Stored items
(begin)
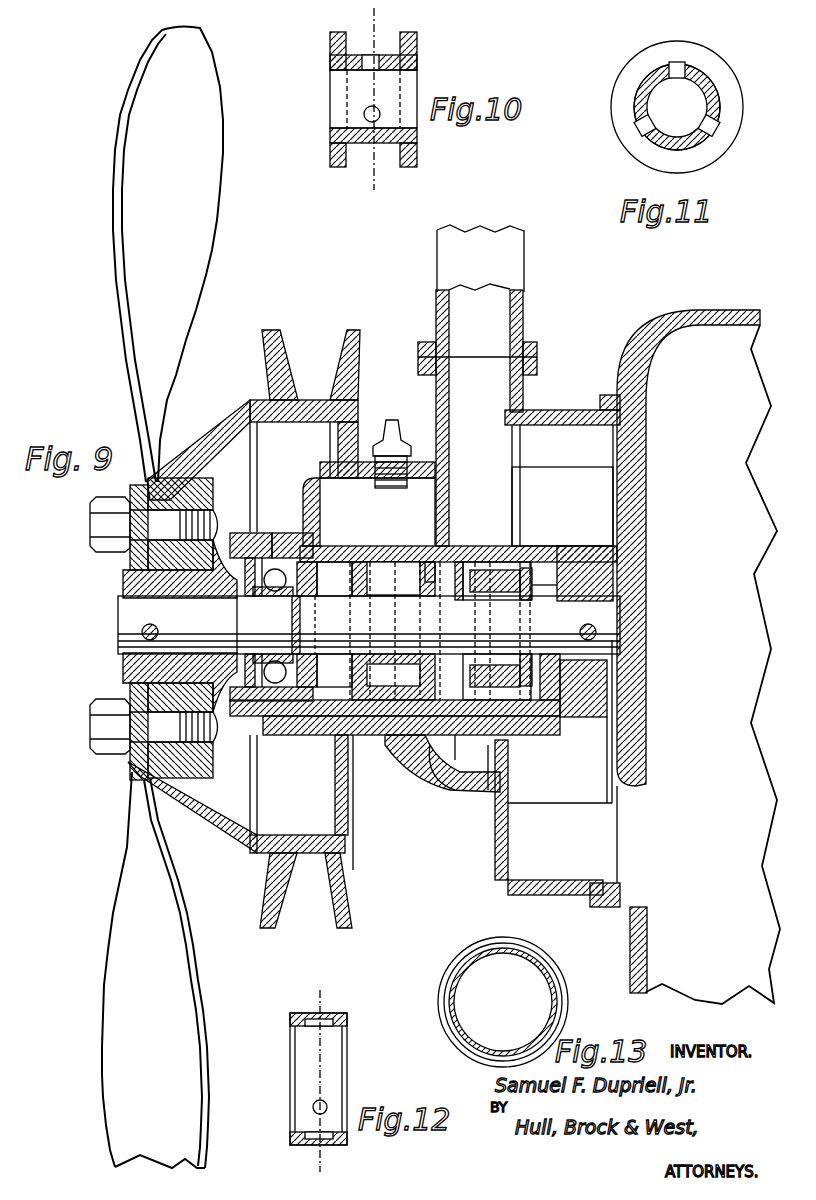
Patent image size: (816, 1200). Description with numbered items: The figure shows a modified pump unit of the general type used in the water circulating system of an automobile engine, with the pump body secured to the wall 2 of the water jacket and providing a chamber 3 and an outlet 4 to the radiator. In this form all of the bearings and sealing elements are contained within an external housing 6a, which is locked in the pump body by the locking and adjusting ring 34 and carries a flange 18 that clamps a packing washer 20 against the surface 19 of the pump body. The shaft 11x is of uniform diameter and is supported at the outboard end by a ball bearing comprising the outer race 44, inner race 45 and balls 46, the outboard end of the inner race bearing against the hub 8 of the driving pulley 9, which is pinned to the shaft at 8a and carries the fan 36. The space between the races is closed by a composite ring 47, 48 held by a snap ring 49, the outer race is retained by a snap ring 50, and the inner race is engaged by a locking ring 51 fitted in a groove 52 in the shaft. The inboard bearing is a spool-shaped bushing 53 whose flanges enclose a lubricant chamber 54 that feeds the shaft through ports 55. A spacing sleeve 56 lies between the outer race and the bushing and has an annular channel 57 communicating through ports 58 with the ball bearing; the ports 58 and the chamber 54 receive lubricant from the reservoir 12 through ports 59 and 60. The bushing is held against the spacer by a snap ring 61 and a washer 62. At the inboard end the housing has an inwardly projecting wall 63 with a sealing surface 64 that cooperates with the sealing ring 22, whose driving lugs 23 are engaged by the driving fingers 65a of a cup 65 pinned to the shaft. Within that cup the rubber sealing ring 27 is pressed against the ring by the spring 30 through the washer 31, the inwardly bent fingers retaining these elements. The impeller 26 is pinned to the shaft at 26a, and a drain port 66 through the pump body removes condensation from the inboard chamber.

In FIG. 9, the wall 2 is at (703, 308).
In FIG. 9, the chamber 3 is at (571, 816).
In FIG. 9, the outlet 4 is at (477, 385).
In FIG. 9, the external housing 6a is at (290, 738).
In FIG. 9, the hub 8 is at (122, 585).
In FIG. 9, the pin 8a is at (142, 632).
In FIG. 9, the driving pulley 9 is at (318, 398).
In FIG. 9, the shaft 11x is at (122, 645).
In FIG. 9, the lubricant reservoir 12 is at (330, 492).
In FIG. 9, the flange 18 is at (467, 747).
In FIG. 9, the annular surface 19 is at (474, 767).
In FIG. 9, the packing washer 20 is at (442, 767).
In FIG. 9, the sealing ring 22 is at (655, 678).
In FIG. 9, the driving lugs 23 is at (540, 718).
In FIG. 9, the impeller 26 is at (587, 478).
In FIG. 9, the pin 26a is at (596, 630).
In FIG. 9, the sealing ring 27 is at (495, 631).
In FIG. 9, the spring 30 is at (505, 600).
In FIG. 9, the washer 31 is at (527, 566).
In FIG. 9, the locking and adjusting ring 34 is at (240, 530).
In FIG. 9, the fan 36 is at (182, 292).
In FIG. 9, the outer race 44 is at (286, 530).
In FIG. 9, the inner race 45 is at (300, 600).
In FIG. 9, the balls 46 is at (312, 624).
In FIG. 9, the composite ring 47 is at (270, 592).
In FIG. 9, the composite ring 48 is at (255, 572).
In FIG. 9, the snap ring 49 is at (232, 590).
In FIG. 9, the snap ring 50 is at (266, 530).
In FIG. 9, the locking ring 51 is at (311, 625).
In FIG. 9, the groove 52 is at (326, 625).
In FIG. 9, the spool-shaped bushing 53 is at (395, 737).
In FIG. 10, the spool-shaped bushing 53 is at (362, 150).
In FIG. 11, the spool-shaped bushing 53 is at (722, 95).
In FIG. 9, the chamber 54 is at (393, 578).
In FIG. 9, the ports 55 is at (395, 631).
In FIG. 10, the ports 55 is at (370, 70).
In FIG. 11, the ports 55 is at (680, 75).
In FIG. 9, the spacing sleeve 56 is at (334, 624).
In FIG. 12, the spacing sleeve 56 is at (348, 1053).
In FIG. 13, the spacing sleeve 56 is at (560, 972).
In FIG. 9, the channel 57 is at (308, 716).
In FIG. 12, the channel 57 is at (305, 1146).
In FIG. 13, the channel 57 is at (448, 952).
In FIG. 9, the ports 58 is at (326, 546).
In FIG. 12, the ports 58 is at (316, 1026).
In FIG. 13, the ports 58 is at (503, 948).
In FIG. 9, the port 59 is at (345, 546).
In FIG. 9, the port 60 is at (397, 560).
In FIG. 9, the snap ring 61 is at (450, 546).
In FIG. 9, the washer 62 is at (430, 560).
In FIG. 9, the radially inwardly projecting wall 63 is at (565, 546).
In FIG. 9, the sealing surface 64 is at (560, 585).
In FIG. 9, the cup 65 is at (470, 560).
In FIG. 9, the driving fingers 65a is at (548, 700).
In FIG. 9, the drain port 66 is at (410, 765).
(end)
Copy the stretch of the data from its start through the line containing "In FIG. 9, the outlet 4 is at (477, 385).", keeping each line unchanged and leaving out the pictures.

Patent image size: (816, 1200). Description with numbered items: The figure shows a modified pump unit of the general type used in the water circulating system of an automobile engine, with the pump body secured to the wall 2 of the water jacket and providing a chamber 3 and an outlet 4 to the radiator. In this form all of the bearings and sealing elements are contained within an external housing 6a, which is locked in the pump body by the locking and adjusting ring 34 and carries a flange 18 that clamps a packing washer 20 against the surface 19 of the pump body. The shaft 11x is of uniform diameter and is supported at the outboard end by a ball bearing comprising the outer race 44, inner race 45 and balls 46, the outboard end of the inner race bearing against the hub 8 of the driving pulley 9, which is pinned to the shaft at 8a and carries the fan 36. The space between the races is closed by a composite ring 47, 48 held by a snap ring 49, the outer race is retained by a snap ring 50, and the inner race is engaged by a locking ring 51 fitted in a groove 52 in the shaft. The inboard bearing is a spool-shaped bushing 53 whose flanges enclose a lubricant chamber 54 that feeds the shaft through ports 55. A spacing sleeve 56 lies between the outer race and the bushing and has an annular channel 57 communicating through ports 58 with the ball bearing; the ports 58 and the chamber 54 receive lubricant from the reservoir 12 through ports 59 and 60. The bushing is held against the spacer by a snap ring 61 and a washer 62. At the inboard end the housing has an inwardly projecting wall 63 with a sealing surface 64 that cooperates with the sealing ring 22, whose driving lugs 23 are engaged by the driving fingers 65a of a cup 65 pinned to the shaft. Within that cup the rubber sealing ring 27 is pressed against the ring by the spring 30 through the washer 31, the inwardly bent fingers retaining these elements. The impeller 26 is pinned to the shaft at 26a, and a drain port 66 through the pump body removes condensation from the inboard chamber.

In FIG. 9, the wall 2 is at (703, 308).
In FIG. 9, the chamber 3 is at (571, 816).
In FIG. 9, the outlet 4 is at (477, 385).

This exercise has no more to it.